**Stored data entries**
◆ ◆ ◆ ◆ ◆

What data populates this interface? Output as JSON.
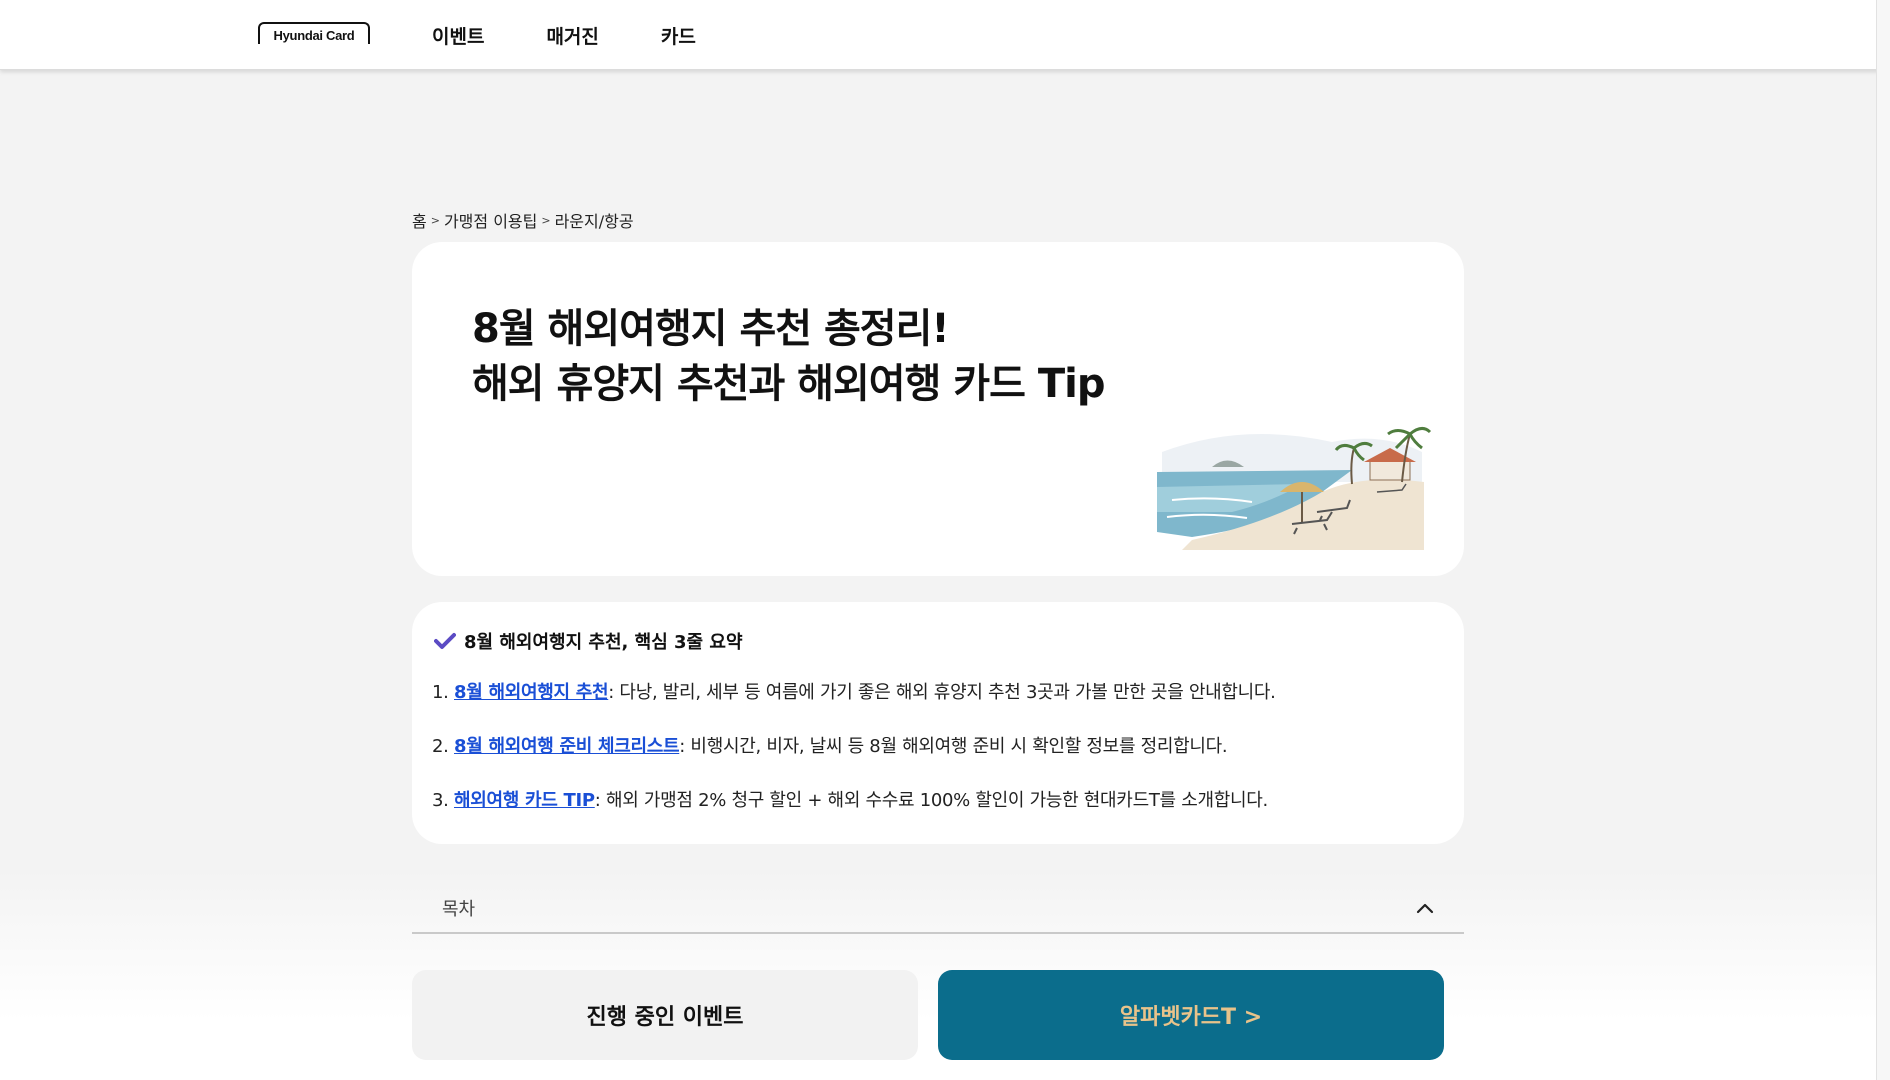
{
  "header": {
    "logo_text": "Hyundai Card",
    "nav": [
      {
        "label": "이벤트"
      },
      {
        "label": "매거진"
      },
      {
        "label": "카드"
      }
    ]
  },
  "breadcrumb": [
    "홈",
    "가맹점 이용팁",
    "라운지/항공"
  ],
  "hero": {
    "title_line1": "8월 해외여행지 추천 총정리!",
    "title_line2": "해외 휴양지 추천과 해외여행 카드 Tip",
    "illustration": "beach-illustration"
  },
  "summary": {
    "heading": "8월 해외여행지 추천, 핵심 3줄 요약",
    "items": [
      {
        "num": "1. ",
        "link": "8월 해외여행지 추천",
        "text": ": 다낭, 발리, 세부 등 여름에 가기 좋은 해외 휴양지 추천 3곳과 가볼 만한 곳을 안내합니다."
      },
      {
        "num": "2. ",
        "link": "8월 해외여행 준비 체크리스트",
        "text": ": 비행시간, 비자, 날씨 등 8월 해외여행 준비 시 확인할 정보를 정리합니다."
      },
      {
        "num": "3. ",
        "link": "해외여행 카드 TIP",
        "text": ": 해외 가맹점 2% 청구 할인 + 해외 수수료 100% 할인이 가능한 현대카드T를 소개합니다."
      }
    ]
  },
  "toc": {
    "label": "목차",
    "icon": "chevron-up-icon"
  },
  "buttons": {
    "events": "진행 중인 이벤트",
    "card": "알파벳카드T >"
  },
  "colors": {
    "link": "#1a4fd6",
    "card_button_bg": "#0b6d8c",
    "card_button_text": "#e9c38a",
    "check": "#5b4bc4"
  }
}
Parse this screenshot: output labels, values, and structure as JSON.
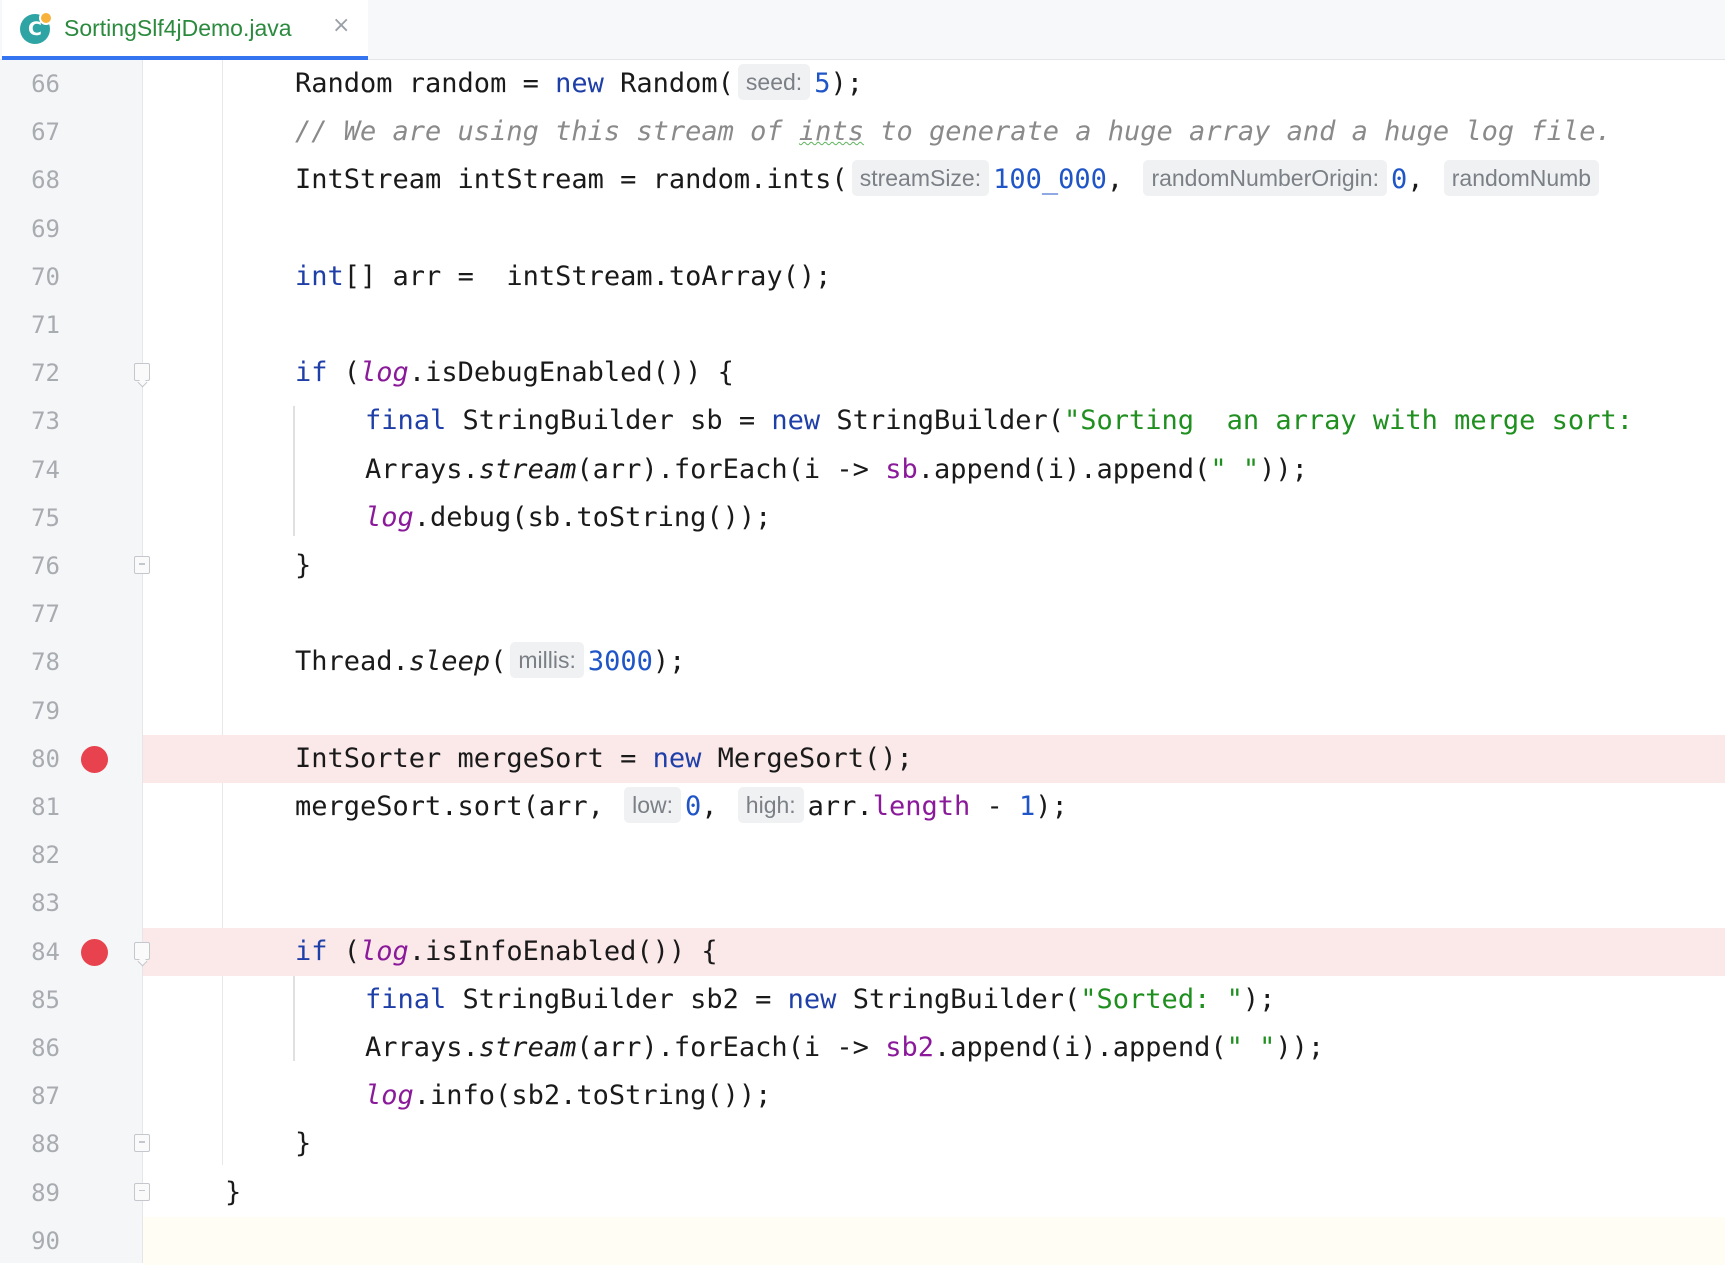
{
  "tab": {
    "title": "SortingSlf4jDemo.java",
    "icon": "C",
    "close": "×"
  },
  "lines": [
    {
      "n": "66",
      "indent": 2,
      "tokens": [
        {
          "t": "Random random = "
        },
        {
          "t": "new",
          "c": "kw"
        },
        {
          "t": " Random("
        },
        {
          "t": "seed:",
          "c": "hint"
        },
        {
          "t": "5",
          "c": "num"
        },
        {
          "t": ");"
        }
      ]
    },
    {
      "n": "67",
      "indent": 2,
      "tokens": [
        {
          "t": "// We are using this stream of ",
          "c": "cmt"
        },
        {
          "t": "ints",
          "c": "cmt squig"
        },
        {
          "t": " to generate a huge array and a huge log file.",
          "c": "cmt"
        }
      ]
    },
    {
      "n": "68",
      "indent": 2,
      "tokens": [
        {
          "t": "IntStream intStream = random.ints("
        },
        {
          "t": "streamSize:",
          "c": "hint"
        },
        {
          "t": "100_000",
          "c": "num"
        },
        {
          "t": ", "
        },
        {
          "t": "randomNumberOrigin:",
          "c": "hint"
        },
        {
          "t": "0",
          "c": "num"
        },
        {
          "t": ", "
        },
        {
          "t": "randomNumb",
          "c": "hint"
        }
      ]
    },
    {
      "n": "69",
      "indent": 2,
      "tokens": []
    },
    {
      "n": "70",
      "indent": 2,
      "tokens": [
        {
          "t": "int",
          "c": "kw"
        },
        {
          "t": "[] arr =  intStream.toArray();"
        }
      ]
    },
    {
      "n": "71",
      "indent": 2,
      "tokens": []
    },
    {
      "n": "72",
      "indent": 2,
      "fold": "open",
      "tokens": [
        {
          "t": "if",
          "c": "kw"
        },
        {
          "t": " ("
        },
        {
          "t": "log",
          "c": "fld itl"
        },
        {
          "t": ".isDebugEnabled()) {"
        }
      ]
    },
    {
      "n": "73",
      "indent": 3,
      "tokens": [
        {
          "t": "final",
          "c": "kw"
        },
        {
          "t": " StringBuilder sb = "
        },
        {
          "t": "new",
          "c": "kw"
        },
        {
          "t": " StringBuilder("
        },
        {
          "t": "\"Sorting  an array with merge sort:",
          "c": "str"
        }
      ]
    },
    {
      "n": "74",
      "indent": 3,
      "tokens": [
        {
          "t": "Arrays."
        },
        {
          "t": "stream",
          "c": "itl"
        },
        {
          "t": "(arr).forEach(i -> "
        },
        {
          "t": "sb",
          "c": "fld"
        },
        {
          "t": ".append(i).append("
        },
        {
          "t": "\" \"",
          "c": "str"
        },
        {
          "t": "));"
        }
      ]
    },
    {
      "n": "75",
      "indent": 3,
      "tokens": [
        {
          "t": "log",
          "c": "fld itl"
        },
        {
          "t": ".debug(sb.toString());"
        }
      ]
    },
    {
      "n": "76",
      "indent": 2,
      "fold": "end",
      "tokens": [
        {
          "t": "}"
        }
      ]
    },
    {
      "n": "77",
      "indent": 2,
      "tokens": []
    },
    {
      "n": "78",
      "indent": 2,
      "tokens": [
        {
          "t": "Thread."
        },
        {
          "t": "sleep",
          "c": "itl"
        },
        {
          "t": "("
        },
        {
          "t": "millis:",
          "c": "hint"
        },
        {
          "t": "3000",
          "c": "num"
        },
        {
          "t": ");"
        }
      ]
    },
    {
      "n": "79",
      "indent": 2,
      "tokens": []
    },
    {
      "n": "80",
      "indent": 2,
      "bp": true,
      "tokens": [
        {
          "t": "IntSorter mergeSort = "
        },
        {
          "t": "new",
          "c": "kw"
        },
        {
          "t": " MergeSort();"
        }
      ]
    },
    {
      "n": "81",
      "indent": 2,
      "tokens": [
        {
          "t": "mergeSort.sort(arr, "
        },
        {
          "t": "low:",
          "c": "hint"
        },
        {
          "t": "0",
          "c": "num"
        },
        {
          "t": ", "
        },
        {
          "t": "high:",
          "c": "hint"
        },
        {
          "t": "arr."
        },
        {
          "t": "length",
          "c": "fld"
        },
        {
          "t": " - "
        },
        {
          "t": "1",
          "c": "num"
        },
        {
          "t": ");"
        }
      ]
    },
    {
      "n": "82",
      "indent": 2,
      "tokens": []
    },
    {
      "n": "83",
      "indent": 2,
      "tokens": []
    },
    {
      "n": "84",
      "indent": 2,
      "bp": true,
      "fold": "open",
      "tokens": [
        {
          "t": "if",
          "c": "kw"
        },
        {
          "t": " ("
        },
        {
          "t": "log",
          "c": "fld itl"
        },
        {
          "t": ".isInfoEnabled()) {"
        }
      ]
    },
    {
      "n": "85",
      "indent": 3,
      "tokens": [
        {
          "t": "final",
          "c": "kw"
        },
        {
          "t": " StringBuilder sb2 = "
        },
        {
          "t": "new",
          "c": "kw"
        },
        {
          "t": " StringBuilder("
        },
        {
          "t": "\"Sorted: \"",
          "c": "str"
        },
        {
          "t": ");"
        }
      ]
    },
    {
      "n": "86",
      "indent": 3,
      "tokens": [
        {
          "t": "Arrays."
        },
        {
          "t": "stream",
          "c": "itl"
        },
        {
          "t": "(arr).forEach(i -> "
        },
        {
          "t": "sb2",
          "c": "fld"
        },
        {
          "t": ".append(i).append("
        },
        {
          "t": "\" \"",
          "c": "str"
        },
        {
          "t": "));"
        }
      ]
    },
    {
      "n": "87",
      "indent": 3,
      "tokens": [
        {
          "t": "log",
          "c": "fld itl"
        },
        {
          "t": ".info(sb2.toString());"
        }
      ]
    },
    {
      "n": "88",
      "indent": 2,
      "fold": "end",
      "tokens": [
        {
          "t": "}"
        }
      ]
    },
    {
      "n": "89",
      "indent": 1,
      "fold": "end",
      "tokens": [
        {
          "t": "}"
        }
      ]
    },
    {
      "n": "90",
      "indent": 1,
      "current": true,
      "tokens": []
    }
  ]
}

◆ ◆ ◆ ◆ ◆

**Stated task**
Pictures are to be left out; all else in the entries above is to be quoted exactly.

**Written response**
What data populates this interface? Output as JSON.
{
  "header": {
    "logo_text": "Hyundai Card",
    "nav": [
      {
        "label": "이벤트"
      },
      {
        "label": "매거진"
      },
      {
        "label": "카드"
      }
    ]
  },
  "breadcrumb": [
    "홈",
    "가맹점 이용팁",
    "라운지/항공"
  ],
  "hero": {
    "title_line1": "8월 해외여행지 추천 총정리!",
    "title_line2": "해외 휴양지 추천과 해외여행 카드 Tip",
    "illustration": "beach-illustration"
  },
  "summary": {
    "heading": "8월 해외여행지 추천, 핵심 3줄 요약",
    "items": [
      {
        "num": "1. ",
        "link": "8월 해외여행지 추천",
        "text": ": 다낭, 발리, 세부 등 여름에 가기 좋은 해외 휴양지 추천 3곳과 가볼 만한 곳을 안내합니다."
      },
      {
        "num": "2. ",
        "link": "8월 해외여행 준비 체크리스트",
        "text": ": 비행시간, 비자, 날씨 등 8월 해외여행 준비 시 확인할 정보를 정리합니다."
      },
      {
        "num": "3. ",
        "link": "해외여행 카드 TIP",
        "text": ": 해외 가맹점 2% 청구 할인 + 해외 수수료 100% 할인이 가능한 현대카드T를 소개합니다."
      }
    ]
  },
  "toc": {
    "label": "목차",
    "icon": "chevron-up-icon"
  },
  "buttons": {
    "events": "진행 중인 이벤트",
    "card": "알파벳카드T >"
  },
  "colors": {
    "link": "#1a4fd6",
    "card_button_bg": "#0b6d8c",
    "card_button_text": "#e9c38a",
    "check": "#5b4bc4"
  }
}
Parse this screenshot: output labels, values, and structure as JSON.
{
  "tab": {
    "title": "SortingSlf4jDemo.java",
    "icon": "C",
    "close": "×"
  },
  "lines": [
    {
      "n": "66",
      "indent": 2,
      "tokens": [
        {
          "t": "Random random = "
        },
        {
          "t": "new",
          "c": "kw"
        },
        {
          "t": " Random("
        },
        {
          "t": "seed:",
          "c": "hint"
        },
        {
          "t": "5",
          "c": "num"
        },
        {
          "t": ");"
        }
      ]
    },
    {
      "n": "67",
      "indent": 2,
      "tokens": [
        {
          "t": "// We are using this stream of ",
          "c": "cmt"
        },
        {
          "t": "ints",
          "c": "cmt squig"
        },
        {
          "t": " to generate a huge array and a huge log file.",
          "c": "cmt"
        }
      ]
    },
    {
      "n": "68",
      "indent": 2,
      "tokens": [
        {
          "t": "IntStream intStream = random.ints("
        },
        {
          "t": "streamSize:",
          "c": "hint"
        },
        {
          "t": "100_000",
          "c": "num"
        },
        {
          "t": ", "
        },
        {
          "t": "randomNumberOrigin:",
          "c": "hint"
        },
        {
          "t": "0",
          "c": "num"
        },
        {
          "t": ", "
        },
        {
          "t": "randomNumb",
          "c": "hint"
        }
      ]
    },
    {
      "n": "69",
      "indent": 2,
      "tokens": []
    },
    {
      "n": "70",
      "indent": 2,
      "tokens": [
        {
          "t": "int",
          "c": "kw"
        },
        {
          "t": "[] arr =  intStream.toArray();"
        }
      ]
    },
    {
      "n": "71",
      "indent": 2,
      "tokens": []
    },
    {
      "n": "72",
      "indent": 2,
      "fold": "open",
      "tokens": [
        {
          "t": "if",
          "c": "kw"
        },
        {
          "t": " ("
        },
        {
          "t": "log",
          "c": "fld itl"
        },
        {
          "t": ".isDebugEnabled()) {"
        }
      ]
    },
    {
      "n": "73",
      "indent": 3,
      "tokens": [
        {
          "t": "final",
          "c": "kw"
        },
        {
          "t": " StringBuilder sb = "
        },
        {
          "t": "new",
          "c": "kw"
        },
        {
          "t": " StringBuilder("
        },
        {
          "t": "\"Sorting  an array with merge sort:",
          "c": "str"
        }
      ]
    },
    {
      "n": "74",
      "indent": 3,
      "tokens": [
        {
          "t": "Arrays."
        },
        {
          "t": "stream",
          "c": "itl"
        },
        {
          "t": "(arr).forEach(i -> "
        },
        {
          "t": "sb",
          "c": "fld"
        },
        {
          "t": ".append(i).append("
        },
        {
          "t": "\" \"",
          "c": "str"
        },
        {
          "t": "));"
        }
      ]
    },
    {
      "n": "75",
      "indent": 3,
      "tokens": [
        {
          "t": "log",
          "c": "fld itl"
        },
        {
          "t": ".debug(sb.toString());"
        }
      ]
    },
    {
      "n": "76",
      "indent": 2,
      "fold": "end",
      "tokens": [
        {
          "t": "}"
        }
      ]
    },
    {
      "n": "77",
      "indent": 2,
      "tokens": []
    },
    {
      "n": "78",
      "indent": 2,
      "tokens": [
        {
          "t": "Thread."
        },
        {
          "t": "sleep",
          "c": "itl"
        },
        {
          "t": "("
        },
        {
          "t": "millis:",
          "c": "hint"
        },
        {
          "t": "3000",
          "c": "num"
        },
        {
          "t": ");"
        }
      ]
    },
    {
      "n": "79",
      "indent": 2,
      "tokens": []
    },
    {
      "n": "80",
      "indent": 2,
      "bp": true,
      "tokens": [
        {
          "t": "IntSorter mergeSort = "
        },
        {
          "t": "new",
          "c": "kw"
        },
        {
          "t": " MergeSort();"
        }
      ]
    },
    {
      "n": "81",
      "indent": 2,
      "tokens": [
        {
          "t": "mergeSort.sort(arr, "
        },
        {
          "t": "low:",
          "c": "hint"
        },
        {
          "t": "0",
          "c": "num"
        },
        {
          "t": ", "
        },
        {
          "t": "high:",
          "c": "hint"
        },
        {
          "t": "arr."
        },
        {
          "t": "length",
          "c": "fld"
        },
        {
          "t": " - "
        },
        {
          "t": "1",
          "c": "num"
        },
        {
          "t": ");"
        }
      ]
    },
    {
      "n": "82",
      "indent": 2,
      "tokens": []
    },
    {
      "n": "83",
      "indent": 2,
      "tokens": []
    },
    {
      "n": "84",
      "indent": 2,
      "bp": true,
      "fold": "open",
      "tokens": [
        {
          "t": "if",
          "c": "kw"
        },
        {
          "t": " ("
        },
        {
          "t": "log",
          "c": "fld itl"
        },
        {
          "t": ".isInfoEnabled()) {"
        }
      ]
    },
    {
      "n": "85",
      "indent": 3,
      "tokens": [
        {
          "t": "final",
          "c": "kw"
        },
        {
          "t": " StringBuilder sb2 = "
        },
        {
          "t": "new",
          "c": "kw"
        },
        {
          "t": " StringBuilder("
        },
        {
          "t": "\"Sorted: \"",
          "c": "str"
        },
        {
          "t": ");"
        }
      ]
    },
    {
      "n": "86",
      "indent": 3,
      "tokens": [
        {
          "t": "Arrays."
        },
        {
          "t": "stream",
          "c": "itl"
        },
        {
          "t": "(arr).forEach(i -> "
        },
        {
          "t": "sb2",
          "c": "fld"
        },
        {
          "t": ".append(i).append("
        },
        {
          "t": "\" \"",
          "c": "str"
        },
        {
          "t": "));"
        }
      ]
    },
    {
      "n": "87",
      "indent": 3,
      "tokens": [
        {
          "t": "log",
          "c": "fld itl"
        },
        {
          "t": ".info(sb2.toString());"
        }
      ]
    },
    {
      "n": "88",
      "indent": 2,
      "fold": "end",
      "tokens": [
        {
          "t": "}"
        }
      ]
    },
    {
      "n": "89",
      "indent": 1,
      "fold": "end",
      "tokens": [
        {
          "t": "}"
        }
      ]
    },
    {
      "n": "90",
      "indent": 1,
      "current": true,
      "tokens": []
    }
  ]
}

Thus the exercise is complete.